> [Given problem]: Can you write out all of the material below, word for word?

Records from a collection of figures:

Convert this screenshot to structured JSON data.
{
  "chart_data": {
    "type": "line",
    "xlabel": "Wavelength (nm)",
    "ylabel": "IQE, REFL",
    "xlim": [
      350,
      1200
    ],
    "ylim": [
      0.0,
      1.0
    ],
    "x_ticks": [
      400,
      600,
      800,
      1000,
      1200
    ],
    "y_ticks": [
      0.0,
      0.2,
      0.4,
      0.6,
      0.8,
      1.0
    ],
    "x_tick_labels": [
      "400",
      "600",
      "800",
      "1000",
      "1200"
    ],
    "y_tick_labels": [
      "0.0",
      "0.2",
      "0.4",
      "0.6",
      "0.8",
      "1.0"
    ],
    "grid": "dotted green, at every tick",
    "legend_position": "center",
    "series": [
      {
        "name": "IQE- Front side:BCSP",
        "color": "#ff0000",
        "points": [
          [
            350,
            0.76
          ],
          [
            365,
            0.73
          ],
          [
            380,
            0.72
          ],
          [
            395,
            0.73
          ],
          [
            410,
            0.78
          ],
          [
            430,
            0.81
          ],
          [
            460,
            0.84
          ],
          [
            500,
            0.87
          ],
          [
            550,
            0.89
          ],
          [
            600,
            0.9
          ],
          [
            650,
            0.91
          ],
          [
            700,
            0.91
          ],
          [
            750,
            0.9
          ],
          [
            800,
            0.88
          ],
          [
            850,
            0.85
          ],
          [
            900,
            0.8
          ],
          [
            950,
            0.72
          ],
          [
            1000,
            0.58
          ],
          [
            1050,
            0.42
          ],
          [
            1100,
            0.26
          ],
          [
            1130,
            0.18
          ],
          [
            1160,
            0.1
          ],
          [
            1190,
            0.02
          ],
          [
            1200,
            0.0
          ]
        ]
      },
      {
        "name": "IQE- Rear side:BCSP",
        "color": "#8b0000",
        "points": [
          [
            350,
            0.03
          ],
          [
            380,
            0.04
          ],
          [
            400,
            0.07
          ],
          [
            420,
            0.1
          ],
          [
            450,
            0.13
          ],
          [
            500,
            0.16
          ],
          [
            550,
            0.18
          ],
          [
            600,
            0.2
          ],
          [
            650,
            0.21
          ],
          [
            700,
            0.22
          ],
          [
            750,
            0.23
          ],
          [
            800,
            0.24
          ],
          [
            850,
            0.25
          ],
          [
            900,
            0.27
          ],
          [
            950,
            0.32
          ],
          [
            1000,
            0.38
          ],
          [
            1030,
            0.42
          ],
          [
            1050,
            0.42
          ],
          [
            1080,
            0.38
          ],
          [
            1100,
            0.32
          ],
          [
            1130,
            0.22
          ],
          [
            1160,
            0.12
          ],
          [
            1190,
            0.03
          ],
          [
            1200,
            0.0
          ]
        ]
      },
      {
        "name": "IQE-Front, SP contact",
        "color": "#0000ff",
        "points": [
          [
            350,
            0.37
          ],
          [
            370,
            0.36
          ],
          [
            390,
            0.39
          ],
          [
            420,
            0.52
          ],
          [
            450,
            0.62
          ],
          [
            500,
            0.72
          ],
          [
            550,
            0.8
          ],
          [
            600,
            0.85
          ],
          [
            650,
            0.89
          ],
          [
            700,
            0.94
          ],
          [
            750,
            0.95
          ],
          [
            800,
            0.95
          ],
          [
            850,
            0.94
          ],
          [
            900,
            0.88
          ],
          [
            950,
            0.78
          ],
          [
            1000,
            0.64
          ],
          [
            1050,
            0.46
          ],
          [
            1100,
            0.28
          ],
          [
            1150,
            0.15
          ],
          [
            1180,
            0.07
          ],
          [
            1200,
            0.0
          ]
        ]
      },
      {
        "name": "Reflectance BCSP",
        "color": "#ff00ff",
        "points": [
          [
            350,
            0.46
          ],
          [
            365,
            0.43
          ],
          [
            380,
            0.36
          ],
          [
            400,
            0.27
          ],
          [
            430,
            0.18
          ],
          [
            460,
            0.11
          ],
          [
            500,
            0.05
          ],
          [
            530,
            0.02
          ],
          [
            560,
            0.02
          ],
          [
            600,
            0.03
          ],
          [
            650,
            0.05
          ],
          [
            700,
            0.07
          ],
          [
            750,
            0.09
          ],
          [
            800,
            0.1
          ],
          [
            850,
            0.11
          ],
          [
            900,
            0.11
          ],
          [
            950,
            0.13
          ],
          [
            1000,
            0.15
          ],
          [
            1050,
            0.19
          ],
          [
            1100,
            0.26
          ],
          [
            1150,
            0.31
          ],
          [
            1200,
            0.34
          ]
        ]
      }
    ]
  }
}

> [Completed task]:
Convert this screenshot to structured JSON data.
{
  "chart_data": {
    "type": "line",
    "xlabel": "Wavelength (nm)",
    "ylabel": "IQE, REFL",
    "xlim": [
      350,
      1200
    ],
    "ylim": [
      0.0,
      1.0
    ],
    "x_ticks": [
      400,
      600,
      800,
      1000,
      1200
    ],
    "y_ticks": [
      0.0,
      0.2,
      0.4,
      0.6,
      0.8,
      1.0
    ],
    "x_tick_labels": [
      "400",
      "600",
      "800",
      "1000",
      "1200"
    ],
    "y_tick_labels": [
      "0.0",
      "0.2",
      "0.4",
      "0.6",
      "0.8",
      "1.0"
    ],
    "grid": "dotted green, at every tick",
    "legend_position": "center",
    "series": [
      {
        "name": "IQE- Front side:BCSP",
        "color": "#ff0000",
        "points": [
          [
            350,
            0.76
          ],
          [
            365,
            0.73
          ],
          [
            380,
            0.72
          ],
          [
            395,
            0.73
          ],
          [
            410,
            0.78
          ],
          [
            430,
            0.81
          ],
          [
            460,
            0.84
          ],
          [
            500,
            0.87
          ],
          [
            550,
            0.89
          ],
          [
            600,
            0.9
          ],
          [
            650,
            0.91
          ],
          [
            700,
            0.91
          ],
          [
            750,
            0.9
          ],
          [
            800,
            0.88
          ],
          [
            850,
            0.85
          ],
          [
            900,
            0.8
          ],
          [
            950,
            0.72
          ],
          [
            1000,
            0.58
          ],
          [
            1050,
            0.42
          ],
          [
            1100,
            0.26
          ],
          [
            1130,
            0.18
          ],
          [
            1160,
            0.1
          ],
          [
            1190,
            0.02
          ],
          [
            1200,
            0.0
          ]
        ]
      },
      {
        "name": "IQE- Rear side:BCSP",
        "color": "#8b0000",
        "points": [
          [
            350,
            0.03
          ],
          [
            380,
            0.04
          ],
          [
            400,
            0.07
          ],
          [
            420,
            0.1
          ],
          [
            450,
            0.13
          ],
          [
            500,
            0.16
          ],
          [
            550,
            0.18
          ],
          [
            600,
            0.2
          ],
          [
            650,
            0.21
          ],
          [
            700,
            0.22
          ],
          [
            750,
            0.23
          ],
          [
            800,
            0.24
          ],
          [
            850,
            0.25
          ],
          [
            900,
            0.27
          ],
          [
            950,
            0.32
          ],
          [
            1000,
            0.38
          ],
          [
            1030,
            0.42
          ],
          [
            1050,
            0.42
          ],
          [
            1080,
            0.38
          ],
          [
            1100,
            0.32
          ],
          [
            1130,
            0.22
          ],
          [
            1160,
            0.12
          ],
          [
            1190,
            0.03
          ],
          [
            1200,
            0.0
          ]
        ]
      },
      {
        "name": "IQE-Front, SP contact",
        "color": "#0000ff",
        "points": [
          [
            350,
            0.37
          ],
          [
            370,
            0.36
          ],
          [
            390,
            0.39
          ],
          [
            420,
            0.52
          ],
          [
            450,
            0.62
          ],
          [
            500,
            0.72
          ],
          [
            550,
            0.8
          ],
          [
            600,
            0.85
          ],
          [
            650,
            0.89
          ],
          [
            700,
            0.94
          ],
          [
            750,
            0.95
          ],
          [
            800,
            0.95
          ],
          [
            850,
            0.94
          ],
          [
            900,
            0.88
          ],
          [
            950,
            0.78
          ],
          [
            1000,
            0.64
          ],
          [
            1050,
            0.46
          ],
          [
            1100,
            0.28
          ],
          [
            1150,
            0.15
          ],
          [
            1180,
            0.07
          ],
          [
            1200,
            0.0
          ]
        ]
      },
      {
        "name": "Reflectance BCSP",
        "color": "#ff00ff",
        "points": [
          [
            350,
            0.46
          ],
          [
            365,
            0.43
          ],
          [
            380,
            0.36
          ],
          [
            400,
            0.27
          ],
          [
            430,
            0.18
          ],
          [
            460,
            0.11
          ],
          [
            500,
            0.05
          ],
          [
            530,
            0.02
          ],
          [
            560,
            0.02
          ],
          [
            600,
            0.03
          ],
          [
            650,
            0.05
          ],
          [
            700,
            0.07
          ],
          [
            750,
            0.09
          ],
          [
            800,
            0.1
          ],
          [
            850,
            0.11
          ],
          [
            900,
            0.11
          ],
          [
            950,
            0.13
          ],
          [
            1000,
            0.15
          ],
          [
            1050,
            0.19
          ],
          [
            1100,
            0.26
          ],
          [
            1150,
            0.31
          ],
          [
            1200,
            0.34
          ]
        ]
      }
    ]
  }
}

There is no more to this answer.